Labeled region entries
------------------------------

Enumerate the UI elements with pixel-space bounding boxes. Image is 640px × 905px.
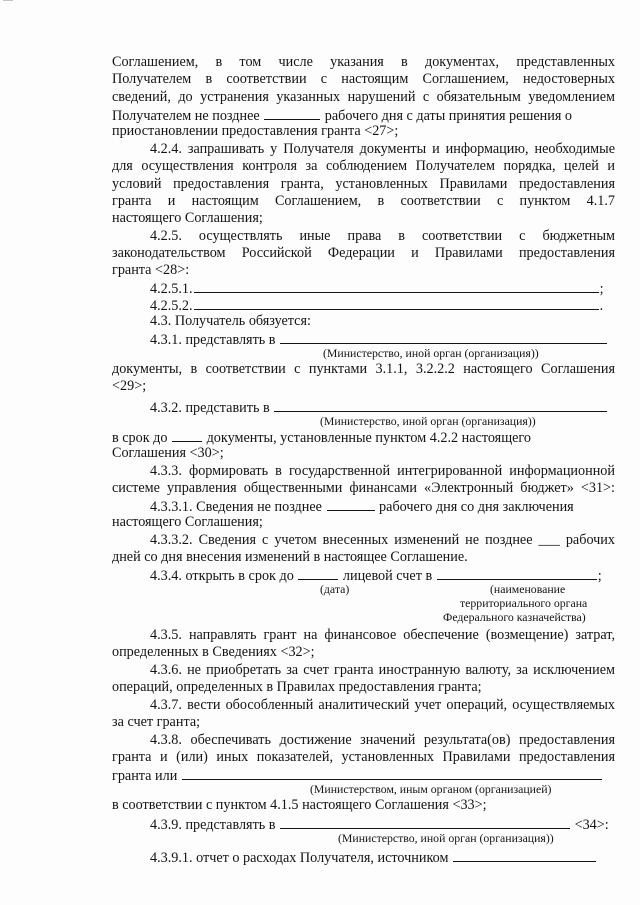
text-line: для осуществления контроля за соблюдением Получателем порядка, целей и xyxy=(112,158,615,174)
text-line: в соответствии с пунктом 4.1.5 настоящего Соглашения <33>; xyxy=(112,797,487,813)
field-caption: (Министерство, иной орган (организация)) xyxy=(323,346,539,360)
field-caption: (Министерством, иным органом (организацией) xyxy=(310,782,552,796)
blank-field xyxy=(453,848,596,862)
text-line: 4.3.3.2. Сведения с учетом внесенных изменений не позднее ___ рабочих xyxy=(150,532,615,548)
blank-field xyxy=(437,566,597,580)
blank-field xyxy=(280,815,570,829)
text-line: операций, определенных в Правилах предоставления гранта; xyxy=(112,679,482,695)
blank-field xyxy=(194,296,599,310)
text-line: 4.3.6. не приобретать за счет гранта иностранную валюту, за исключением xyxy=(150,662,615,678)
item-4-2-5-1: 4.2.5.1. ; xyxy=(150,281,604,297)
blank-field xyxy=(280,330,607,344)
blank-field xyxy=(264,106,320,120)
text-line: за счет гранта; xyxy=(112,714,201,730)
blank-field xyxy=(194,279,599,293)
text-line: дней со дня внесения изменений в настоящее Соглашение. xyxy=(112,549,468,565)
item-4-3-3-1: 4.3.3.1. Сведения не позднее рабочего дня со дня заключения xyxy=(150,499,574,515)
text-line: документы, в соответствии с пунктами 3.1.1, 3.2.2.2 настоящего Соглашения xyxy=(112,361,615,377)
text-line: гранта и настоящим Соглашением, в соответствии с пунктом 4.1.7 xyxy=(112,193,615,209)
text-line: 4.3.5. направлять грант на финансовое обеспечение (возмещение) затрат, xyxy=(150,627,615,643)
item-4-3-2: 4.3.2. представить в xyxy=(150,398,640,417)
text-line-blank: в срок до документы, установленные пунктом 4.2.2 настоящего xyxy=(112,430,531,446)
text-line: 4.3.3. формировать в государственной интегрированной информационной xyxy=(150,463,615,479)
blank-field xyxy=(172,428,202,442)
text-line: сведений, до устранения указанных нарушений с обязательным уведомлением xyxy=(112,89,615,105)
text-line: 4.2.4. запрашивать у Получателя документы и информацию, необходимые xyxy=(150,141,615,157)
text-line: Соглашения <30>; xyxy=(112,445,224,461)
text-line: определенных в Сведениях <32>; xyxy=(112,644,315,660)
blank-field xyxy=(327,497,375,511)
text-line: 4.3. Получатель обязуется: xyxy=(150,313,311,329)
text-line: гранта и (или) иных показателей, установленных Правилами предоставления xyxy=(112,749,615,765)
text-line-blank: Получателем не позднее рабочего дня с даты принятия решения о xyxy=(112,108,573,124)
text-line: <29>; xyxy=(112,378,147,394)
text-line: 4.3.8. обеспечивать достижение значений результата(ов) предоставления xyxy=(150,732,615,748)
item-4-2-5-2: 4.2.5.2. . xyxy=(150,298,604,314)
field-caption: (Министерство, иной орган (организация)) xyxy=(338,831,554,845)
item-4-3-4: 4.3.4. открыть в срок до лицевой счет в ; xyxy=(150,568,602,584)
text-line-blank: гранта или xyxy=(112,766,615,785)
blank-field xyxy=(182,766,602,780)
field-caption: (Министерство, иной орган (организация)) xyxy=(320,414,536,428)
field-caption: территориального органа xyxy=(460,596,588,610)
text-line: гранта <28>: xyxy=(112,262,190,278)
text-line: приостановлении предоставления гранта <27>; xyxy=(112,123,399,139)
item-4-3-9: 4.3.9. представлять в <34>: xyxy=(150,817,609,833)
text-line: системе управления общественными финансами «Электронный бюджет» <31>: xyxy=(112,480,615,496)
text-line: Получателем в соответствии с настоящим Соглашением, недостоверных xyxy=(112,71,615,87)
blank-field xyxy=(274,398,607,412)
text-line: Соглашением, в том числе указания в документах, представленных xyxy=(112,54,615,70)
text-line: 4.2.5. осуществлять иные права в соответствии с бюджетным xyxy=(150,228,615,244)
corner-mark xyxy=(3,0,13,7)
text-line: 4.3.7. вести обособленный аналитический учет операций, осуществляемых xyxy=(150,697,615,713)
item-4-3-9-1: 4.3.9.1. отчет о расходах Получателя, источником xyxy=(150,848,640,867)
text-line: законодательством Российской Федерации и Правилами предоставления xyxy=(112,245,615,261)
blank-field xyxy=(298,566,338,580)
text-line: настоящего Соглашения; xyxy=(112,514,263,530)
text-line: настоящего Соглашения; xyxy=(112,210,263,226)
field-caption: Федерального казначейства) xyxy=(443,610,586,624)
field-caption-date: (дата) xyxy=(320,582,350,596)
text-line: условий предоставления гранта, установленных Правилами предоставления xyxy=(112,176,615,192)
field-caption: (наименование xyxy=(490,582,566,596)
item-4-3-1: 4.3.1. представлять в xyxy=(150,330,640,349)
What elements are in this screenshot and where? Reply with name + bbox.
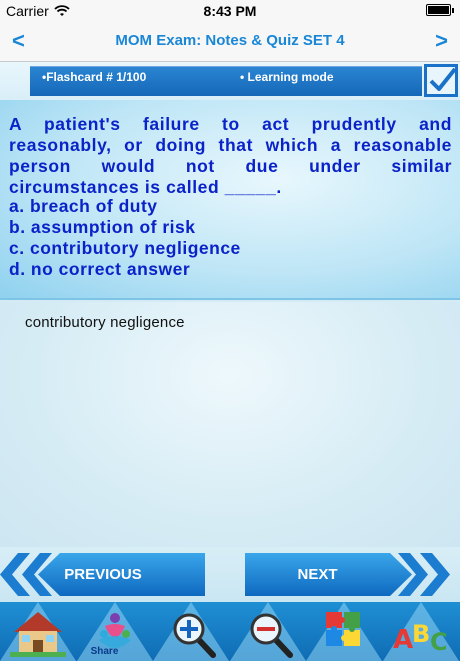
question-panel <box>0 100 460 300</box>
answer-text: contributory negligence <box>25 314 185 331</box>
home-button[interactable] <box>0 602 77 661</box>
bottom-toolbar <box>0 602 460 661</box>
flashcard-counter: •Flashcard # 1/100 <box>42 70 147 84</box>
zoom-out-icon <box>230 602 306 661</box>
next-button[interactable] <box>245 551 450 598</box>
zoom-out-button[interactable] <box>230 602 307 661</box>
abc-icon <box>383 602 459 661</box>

------------------------------

### WORK REQUIRED:
Reproduce every line of the records above without any changes, omitting only the pictures.

### SOLUTION FOR THIS EXERCISE:
Enumerate the UI elements with pixel-space bounding boxes. Image is 640px × 905px.
text-line: для осуществления контроля за соблюдением Получателем порядка, целей и xyxy=(112,158,615,174)
text-line: в соответствии с пунктом 4.1.5 настоящего Соглашения <33>; xyxy=(112,797,487,813)
field-caption: (Министерство, иной орган (организация)) xyxy=(323,346,539,360)
field-caption: (Министерством, иным органом (организацией) xyxy=(310,782,552,796)
blank-field xyxy=(453,848,596,862)
text-line: 4.3.3.2. Сведения с учетом внесенных изменений не позднее ___ рабочих xyxy=(150,532,615,548)
blank-field xyxy=(437,566,597,580)
blank-field xyxy=(280,815,570,829)
text-line: операций, определенных в Правилах предоставления гранта; xyxy=(112,679,482,695)
blank-field xyxy=(194,296,599,310)
text-line: 4.3.6. не приобретать за счет гранта иностранную валюту, за исключением xyxy=(150,662,615,678)
item-4-2-5-1: 4.2.5.1. ; xyxy=(150,281,604,297)
blank-field xyxy=(280,330,607,344)
blank-field xyxy=(264,106,320,120)
text-line: за счет гранта; xyxy=(112,714,201,730)
blank-field xyxy=(194,279,599,293)
text-line: дней со дня внесения изменений в настоящее Соглашение. xyxy=(112,549,468,565)
item-4-3-3-1: 4.3.3.1. Сведения не позднее рабочего дня со дня заключения xyxy=(150,499,574,515)
text-line: документы, в соответствии с пунктами 3.1.1, 3.2.2.2 настоящего Соглашения xyxy=(112,361,615,377)
text-line: гранта и настоящим Соглашением, в соответствии с пунктом 4.1.7 xyxy=(112,193,615,209)
text-line: 4.3.5. направлять грант на финансовое обеспечение (возмещение) затрат, xyxy=(150,627,615,643)
item-4-3-2: 4.3.2. представить в xyxy=(150,398,640,417)
text-line-blank: в срок до документы, установленные пунктом 4.2.2 настоящего xyxy=(112,430,531,446)
text-line: 4.3.3. формировать в государственной интегрированной информационной xyxy=(150,463,615,479)
blank-field xyxy=(172,428,202,442)
text-line: сведений, до устранения указанных нарушений с обязательным уведомлением xyxy=(112,89,615,105)
text-line: 4.2.4. запрашивать у Получателя документы и информацию, необходимые xyxy=(150,141,615,157)
text-line: Соглашения <30>; xyxy=(112,445,224,461)
text-line: определенных в Сведениях <32>; xyxy=(112,644,315,660)
blank-field xyxy=(327,497,375,511)
text-line: 4.3. Получатель обязуется: xyxy=(150,313,311,329)
text-line: гранта и (или) иных показателей, установленных Правилами предоставления xyxy=(112,749,615,765)
text-line-blank: Получателем не позднее рабочего дня с даты принятия решения о xyxy=(112,108,573,124)
text-line: <29>; xyxy=(112,378,147,394)
text-line: 4.3.8. обеспечивать достижение значений результата(ов) предоставления xyxy=(150,732,615,748)
item-4-2-5-2: 4.2.5.2. . xyxy=(150,298,604,314)
field-caption: (Министерство, иной орган (организация)) xyxy=(338,831,554,845)
item-4-3-4: 4.3.4. открыть в срок до лицевой счет в ; xyxy=(150,568,602,584)
text-line-blank: гранта или xyxy=(112,766,615,785)
blank-field xyxy=(182,766,602,780)
field-caption: (Министерство, иной орган (организация)) xyxy=(320,414,536,428)
field-caption: территориального органа xyxy=(460,596,588,610)
text-line: гранта <28>: xyxy=(112,262,190,278)
text-line: приостановлении предоставления гранта <27>; xyxy=(112,123,399,139)
item-4-3-9: 4.3.9. представлять в <34>: xyxy=(150,817,609,833)
text-line: системе управления общественными финансами «Электронный бюджет» <31>: xyxy=(112,480,615,496)
text-line: Получателем в соответствии с настоящим Соглашением, недостоверных xyxy=(112,71,615,87)
blank-field xyxy=(274,398,607,412)
text-line: Соглашением, в том числе указания в документах, представленных xyxy=(112,54,615,70)
text-line: 4.2.5. осуществлять иные права в соответствии с бюджетным xyxy=(150,228,615,244)
corner-mark xyxy=(3,0,13,7)
text-line: 4.3.7. вести обособленный аналитический учет операций, осуществляемых xyxy=(150,697,615,713)
item-4-3-9-1: 4.3.9.1. отчет о расходах Получателя, источником xyxy=(150,848,640,867)
text-line: законодательством Российской Федерации и Правилами предоставления xyxy=(112,245,615,261)
blank-field xyxy=(298,566,338,580)
text-line: настоящего Соглашения; xyxy=(112,514,263,530)
text-line: настоящего Соглашения; xyxy=(112,210,263,226)
field-caption: Федерального казначейства) xyxy=(443,610,586,624)
field-caption-date: (дата) xyxy=(320,582,350,596)
text-line: условий предоставления гранта, установленных Правилами предоставления xyxy=(112,176,615,192)
field-caption: (наименование xyxy=(490,582,566,596)
item-4-3-1: 4.3.1. представлять в xyxy=(150,330,640,349)
What elements are in this screenshot and where? Reply with name + bbox.
question-panel <box>0 100 460 300</box>
answer-text: contributory negligence <box>25 314 185 331</box>
home-button[interactable] <box>0 602 77 661</box>
bottom-toolbar <box>0 602 460 661</box>
flashcard-counter: •Flashcard # 1/100 <box>42 70 147 84</box>
zoom-out-icon <box>230 602 306 661</box>
next-button[interactable] <box>245 551 450 598</box>
zoom-out-button[interactable] <box>230 602 307 661</box>
abc-icon <box>383 602 459 661</box>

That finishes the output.